(Extracted data entries)

>>>

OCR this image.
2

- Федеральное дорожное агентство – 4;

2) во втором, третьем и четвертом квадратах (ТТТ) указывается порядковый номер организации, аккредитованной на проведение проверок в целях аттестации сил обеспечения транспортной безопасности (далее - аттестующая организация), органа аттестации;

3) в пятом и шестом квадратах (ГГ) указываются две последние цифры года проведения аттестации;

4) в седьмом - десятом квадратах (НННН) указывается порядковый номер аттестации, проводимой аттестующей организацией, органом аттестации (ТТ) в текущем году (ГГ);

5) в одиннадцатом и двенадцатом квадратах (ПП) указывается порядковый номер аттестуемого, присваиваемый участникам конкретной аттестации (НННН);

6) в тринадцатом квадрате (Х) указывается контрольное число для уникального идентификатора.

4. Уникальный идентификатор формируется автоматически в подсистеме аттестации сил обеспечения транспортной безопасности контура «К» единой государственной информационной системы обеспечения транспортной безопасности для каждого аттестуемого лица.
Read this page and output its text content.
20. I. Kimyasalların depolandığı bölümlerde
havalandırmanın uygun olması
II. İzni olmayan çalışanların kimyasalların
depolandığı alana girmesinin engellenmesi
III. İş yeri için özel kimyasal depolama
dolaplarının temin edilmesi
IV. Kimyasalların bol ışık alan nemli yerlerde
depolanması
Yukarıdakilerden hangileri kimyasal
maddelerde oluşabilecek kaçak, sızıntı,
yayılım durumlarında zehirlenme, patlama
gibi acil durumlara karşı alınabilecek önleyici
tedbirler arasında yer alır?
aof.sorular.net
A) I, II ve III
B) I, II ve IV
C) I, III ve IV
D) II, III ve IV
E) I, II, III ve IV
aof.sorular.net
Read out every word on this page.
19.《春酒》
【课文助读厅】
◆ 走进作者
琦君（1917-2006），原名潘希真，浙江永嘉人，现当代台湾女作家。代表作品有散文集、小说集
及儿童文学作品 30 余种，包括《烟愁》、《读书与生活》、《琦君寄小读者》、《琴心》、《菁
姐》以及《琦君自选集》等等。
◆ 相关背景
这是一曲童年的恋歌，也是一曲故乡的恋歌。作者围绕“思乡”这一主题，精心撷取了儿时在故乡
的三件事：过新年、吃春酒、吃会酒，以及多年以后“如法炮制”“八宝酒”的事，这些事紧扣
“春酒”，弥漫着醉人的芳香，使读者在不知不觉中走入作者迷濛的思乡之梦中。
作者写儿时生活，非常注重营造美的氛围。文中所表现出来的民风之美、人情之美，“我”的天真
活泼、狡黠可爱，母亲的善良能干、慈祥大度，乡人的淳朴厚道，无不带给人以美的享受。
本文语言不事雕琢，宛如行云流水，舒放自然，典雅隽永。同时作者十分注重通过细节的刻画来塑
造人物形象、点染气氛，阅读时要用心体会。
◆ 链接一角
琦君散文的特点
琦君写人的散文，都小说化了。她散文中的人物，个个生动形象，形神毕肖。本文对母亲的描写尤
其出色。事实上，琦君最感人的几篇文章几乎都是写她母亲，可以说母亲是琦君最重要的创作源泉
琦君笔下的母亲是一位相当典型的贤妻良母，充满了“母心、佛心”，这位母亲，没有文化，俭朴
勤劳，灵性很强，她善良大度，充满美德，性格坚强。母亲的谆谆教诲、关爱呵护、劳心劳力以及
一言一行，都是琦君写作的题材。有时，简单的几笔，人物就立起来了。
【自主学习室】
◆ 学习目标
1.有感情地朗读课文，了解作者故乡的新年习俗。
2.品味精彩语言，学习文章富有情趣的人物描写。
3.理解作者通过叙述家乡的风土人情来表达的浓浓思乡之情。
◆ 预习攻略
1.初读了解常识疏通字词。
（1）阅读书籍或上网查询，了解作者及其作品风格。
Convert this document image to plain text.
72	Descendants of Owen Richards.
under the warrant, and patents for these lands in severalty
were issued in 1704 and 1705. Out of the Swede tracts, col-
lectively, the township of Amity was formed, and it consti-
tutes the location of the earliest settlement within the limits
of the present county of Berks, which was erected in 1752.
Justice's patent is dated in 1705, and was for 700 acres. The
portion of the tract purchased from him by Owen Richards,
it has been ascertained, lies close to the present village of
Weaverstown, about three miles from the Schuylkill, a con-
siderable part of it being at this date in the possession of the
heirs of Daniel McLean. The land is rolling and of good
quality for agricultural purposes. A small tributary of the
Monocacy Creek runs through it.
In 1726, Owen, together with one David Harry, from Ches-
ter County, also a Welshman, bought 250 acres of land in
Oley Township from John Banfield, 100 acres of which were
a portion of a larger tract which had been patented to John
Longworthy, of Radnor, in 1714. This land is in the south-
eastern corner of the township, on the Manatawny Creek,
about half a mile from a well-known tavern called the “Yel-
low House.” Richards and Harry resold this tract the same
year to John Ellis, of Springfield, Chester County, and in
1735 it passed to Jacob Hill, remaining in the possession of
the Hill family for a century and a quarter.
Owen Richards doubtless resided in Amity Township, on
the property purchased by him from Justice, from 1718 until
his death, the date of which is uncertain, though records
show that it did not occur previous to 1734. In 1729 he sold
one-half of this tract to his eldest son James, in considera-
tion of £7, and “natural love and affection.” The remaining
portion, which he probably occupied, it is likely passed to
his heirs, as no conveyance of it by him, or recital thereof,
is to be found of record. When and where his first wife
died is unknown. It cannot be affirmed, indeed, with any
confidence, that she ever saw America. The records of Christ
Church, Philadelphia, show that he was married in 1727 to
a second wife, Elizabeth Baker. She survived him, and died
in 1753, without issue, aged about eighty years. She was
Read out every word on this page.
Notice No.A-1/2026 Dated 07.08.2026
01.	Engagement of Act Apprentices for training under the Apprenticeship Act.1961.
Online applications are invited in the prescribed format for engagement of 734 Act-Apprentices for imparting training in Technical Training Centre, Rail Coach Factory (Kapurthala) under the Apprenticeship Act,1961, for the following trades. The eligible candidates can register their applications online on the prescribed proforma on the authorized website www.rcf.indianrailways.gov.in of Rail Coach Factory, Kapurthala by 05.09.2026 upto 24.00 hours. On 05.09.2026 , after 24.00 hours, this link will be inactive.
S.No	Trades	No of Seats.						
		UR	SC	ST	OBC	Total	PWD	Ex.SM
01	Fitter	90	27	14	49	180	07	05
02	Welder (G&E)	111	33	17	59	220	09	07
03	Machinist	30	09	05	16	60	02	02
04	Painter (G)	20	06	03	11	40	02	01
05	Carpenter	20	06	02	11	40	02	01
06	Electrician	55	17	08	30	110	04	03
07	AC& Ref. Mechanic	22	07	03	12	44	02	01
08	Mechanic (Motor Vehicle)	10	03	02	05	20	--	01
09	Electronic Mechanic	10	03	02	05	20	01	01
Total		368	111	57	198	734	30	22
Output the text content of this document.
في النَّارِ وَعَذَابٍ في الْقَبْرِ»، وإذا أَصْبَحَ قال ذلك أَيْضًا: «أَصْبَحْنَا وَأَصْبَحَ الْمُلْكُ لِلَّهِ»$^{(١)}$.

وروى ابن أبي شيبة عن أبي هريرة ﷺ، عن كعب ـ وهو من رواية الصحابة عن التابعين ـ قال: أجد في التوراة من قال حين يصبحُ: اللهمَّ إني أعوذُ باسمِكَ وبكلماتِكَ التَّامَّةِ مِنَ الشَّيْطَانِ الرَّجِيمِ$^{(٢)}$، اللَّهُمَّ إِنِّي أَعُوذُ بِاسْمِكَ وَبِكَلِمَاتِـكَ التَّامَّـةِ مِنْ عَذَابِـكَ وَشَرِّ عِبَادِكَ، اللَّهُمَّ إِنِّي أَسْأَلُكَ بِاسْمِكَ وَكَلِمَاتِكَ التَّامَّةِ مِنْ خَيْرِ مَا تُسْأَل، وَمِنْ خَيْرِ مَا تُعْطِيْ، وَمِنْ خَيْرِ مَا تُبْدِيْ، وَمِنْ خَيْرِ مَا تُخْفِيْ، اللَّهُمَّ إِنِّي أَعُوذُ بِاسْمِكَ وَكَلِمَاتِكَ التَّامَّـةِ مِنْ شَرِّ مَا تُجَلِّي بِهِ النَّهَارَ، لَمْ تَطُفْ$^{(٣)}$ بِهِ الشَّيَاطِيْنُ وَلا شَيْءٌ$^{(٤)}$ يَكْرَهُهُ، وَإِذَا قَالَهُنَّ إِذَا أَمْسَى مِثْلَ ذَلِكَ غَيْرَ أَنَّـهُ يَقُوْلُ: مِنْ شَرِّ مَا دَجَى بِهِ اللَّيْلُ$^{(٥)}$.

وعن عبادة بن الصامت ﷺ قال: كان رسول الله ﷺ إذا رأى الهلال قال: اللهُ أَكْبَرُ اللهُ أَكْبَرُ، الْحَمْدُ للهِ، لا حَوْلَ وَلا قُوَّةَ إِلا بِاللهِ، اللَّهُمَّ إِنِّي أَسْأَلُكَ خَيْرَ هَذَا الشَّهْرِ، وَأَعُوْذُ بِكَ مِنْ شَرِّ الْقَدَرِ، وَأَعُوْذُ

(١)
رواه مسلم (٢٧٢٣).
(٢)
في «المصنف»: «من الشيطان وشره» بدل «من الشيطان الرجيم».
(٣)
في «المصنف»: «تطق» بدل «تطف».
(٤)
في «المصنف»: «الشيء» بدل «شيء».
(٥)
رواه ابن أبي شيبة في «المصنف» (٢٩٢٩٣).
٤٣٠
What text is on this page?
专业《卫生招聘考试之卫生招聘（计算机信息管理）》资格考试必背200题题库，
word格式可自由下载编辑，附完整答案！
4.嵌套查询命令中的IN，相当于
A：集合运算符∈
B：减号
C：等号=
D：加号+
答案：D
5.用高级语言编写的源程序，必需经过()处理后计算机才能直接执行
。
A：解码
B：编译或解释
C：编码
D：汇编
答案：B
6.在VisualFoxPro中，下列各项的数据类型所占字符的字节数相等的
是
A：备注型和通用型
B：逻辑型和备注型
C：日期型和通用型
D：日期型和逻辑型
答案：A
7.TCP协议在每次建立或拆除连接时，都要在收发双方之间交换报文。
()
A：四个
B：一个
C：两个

<<<

• EXERCISE BRIEF: Everything from the line with "What text is on this page?" through the last line of the material above should be echoed exactly, and nothing else.

• WORKED ANSWER:
What text is on this page?
专业《卫生招聘考试之卫生招聘（计算机信息管理）》资格考试必背200题题库，
word格式可自由下载编辑，附完整答案！
4.嵌套查询命令中的IN，相当于
A：集合运算符∈
B：减号
C：等号=
D：加号+
答案：D
5.用高级语言编写的源程序，必需经过()处理后计算机才能直接执行
。
A：解码
B：编译或解释
C：编码
D：汇编
答案：B
6.在VisualFoxPro中，下列各项的数据类型所占字符的字节数相等的
是
A：备注型和通用型
B：逻辑型和备注型
C：日期型和通用型
D：日期型和逻辑型
答案：A
7.TCP协议在每次建立或拆除连接时，都要在收发双方之间交换报文。
()
A：四个
B：一个
C：两个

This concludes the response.